What this task involves: Each entry below is to be given again word for word, with no pictures.

Saved entries:
╭──

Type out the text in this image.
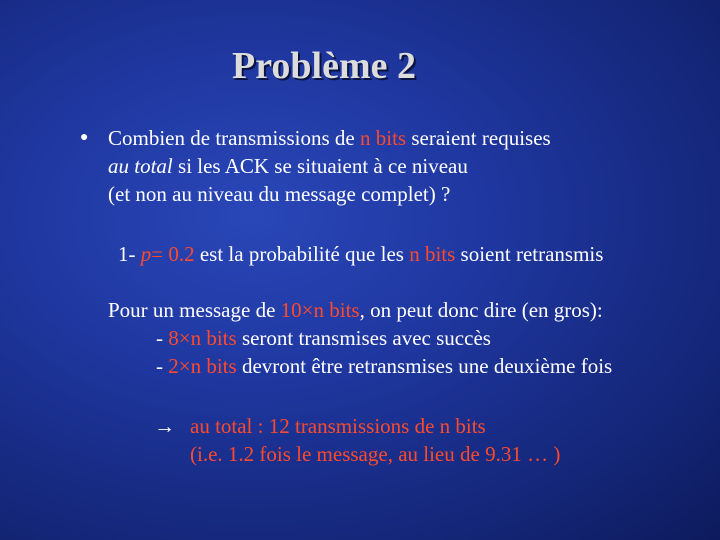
Problème 2
● Combien de transmissions de n bits seraient requises
au total si les ACK se situaient à ce niveau
(et non au niveau du message complet) ?
1- p= 0.2 est la probabilité que les n bits soient retransmis
Pour un message de 10×n bits, on peut donc dire (en gros):
- 8×n bits seront transmises avec succès
- 2×n bits devront être retransmises une deuxième fois
→ au total : 12 transmissions de n bits
(i.e. 1.2 fois le message, au lieu de 9.31 … )
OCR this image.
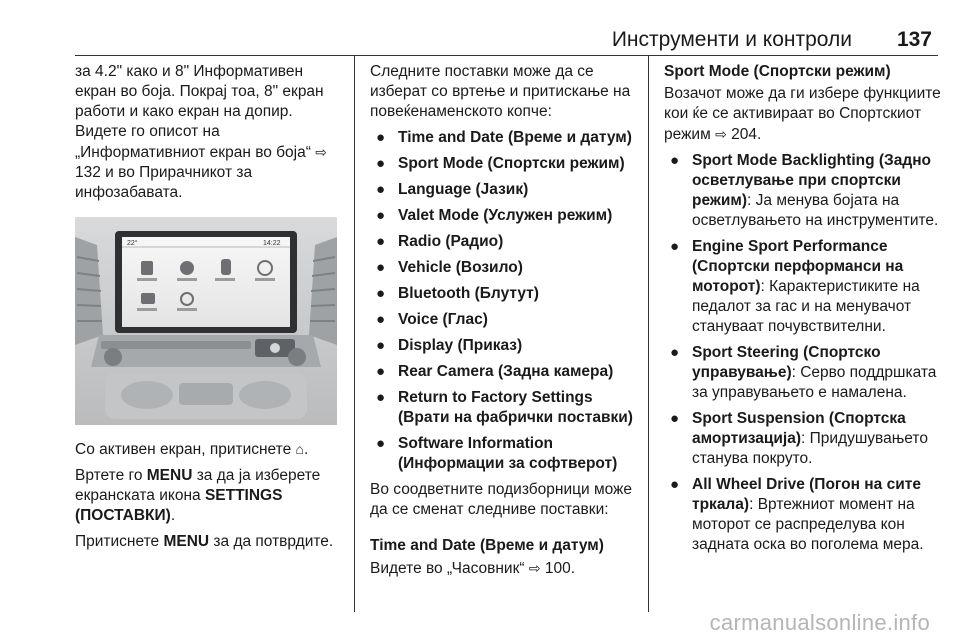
Инструменти и контроли 137

за 4.2" како и 8" Информативен екран во боја. Покрај тоа, 8" екран работи и како екран на допир. Видете го описот на „Информативниот екран во боја“ ⇨ 132 и во Прирачникот за инфозабавата.

22°	14:22

Со активен екран, притиснете ⌂.

Вртете го MENU за да ја изберете екранската икона SETTINGS (ПОСТАВКИ).

Притиснете MENU за да потврдите.

Следните поставки може да се изберат со вртење и притискање на повеќенаменското копче:

● Time and Date (Време и датум)
● Sport Mode (Спортски режим)
● Language (Јазик)
● Valet Mode (Услужен режим)
● Radio (Радио)
● Vehicle (Возило)
● Bluetooth (Блутут)
● Voice (Глас)
● Display (Приказ)
● Rear Camera (Задна камера)
● Return to Factory Settings (Врати на фабрички поставки)
● Software Information (Информации за софтверот)

Во соодветните подизборници може да се сменат следниве поставки:

Time and Date (Време и датум)

Видете во „Часовник“ ⇨ 100.

Sport Mode (Спортски режим)

Возачот може да ги избере функциите кои ќе се активираат во Спортскиот режим ⇨ 204.

● Sport Mode Backlighting (Задно осветлување при спортски режим): Ја менува бојата на осветлувањето на инструментите.
● Engine Sport Performance (Спортски перформанси на моторот): Карактеристиките на педалот за гас и на менувачот стануваат почувствителни.
● Sport Steering (Спортско управување): Серво поддршката за управувањето е намалена.
● Sport Suspension (Спортска амортизација): Придушувањето станува покруто.
● All Wheel Drive (Погон на сите тркала): Вртежниот момент на моторот се распределува кон задната оска во поголема мера.
carmanualsonline.info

╰──

Worked answer:
Type out the text in this image.
Problème 2
● Combien de transmissions de n bits seraient requises
au total si les ACK se situaient à ce niveau
(et non au niveau du message complet) ?
1- p= 0.2 est la probabilité que les n bits soient retransmis
Pour un message de 10×n bits, on peut donc dire (en gros):
- 8×n bits seront transmises avec succès
- 2×n bits devront être retransmises une deuxième fois
→ au total : 12 transmissions de n bits
(i.e. 1.2 fois le message, au lieu de 9.31 … )
OCR this image.
Инструменти и контроли 137

за 4.2" како и 8" Информативен екран во боја. Покрај тоа, 8" екран работи и како екран на допир. Видете го описот на „Информативниот екран во боја“ ⇨ 132 и во Прирачникот за инфозабавата.

22°	14:22

Со активен екран, притиснете ⌂.

Вртете го MENU за да ја изберете екранската икона SETTINGS (ПОСТАВКИ).

Притиснете MENU за да потврдите.

Следните поставки може да се изберат со вртење и притискање на повеќенаменското копче:

● Time and Date (Време и датум)
● Sport Mode (Спортски режим)
● Language (Јазик)
● Valet Mode (Услужен режим)
● Radio (Радио)
● Vehicle (Возило)
● Bluetooth (Блутут)
● Voice (Глас)
● Display (Приказ)
● Rear Camera (Задна камера)
● Return to Factory Settings (Врати на фабрички поставки)
● Software Information (Информации за софтверот)

Во соодветните подизборници може да се сменат следниве поставки:

Time and Date (Време и датум)

Видете во „Часовник“ ⇨ 100.

Sport Mode (Спортски режим)

Возачот може да ги избере функциите кои ќе се активираат во Спортскиот режим ⇨ 204.

● Sport Mode Backlighting (Задно осветлување при спортски режим): Ја менува бојата на осветлувањето на инструментите.
● Engine Sport Performance (Спортски перформанси на моторот): Карактеристиките на педалот за гас и на менувачот стануваат почувствителни.
● Sport Steering (Спортско управување): Серво поддршката за управувањето е намалена.
● Sport Suspension (Спортска амортизација): Придушувањето станува покруто.
● All Wheel Drive (Погон на сите тркала): Вртежниот момент на моторот се распределува кон задната оска во поголема мера.
carmanualsonline.info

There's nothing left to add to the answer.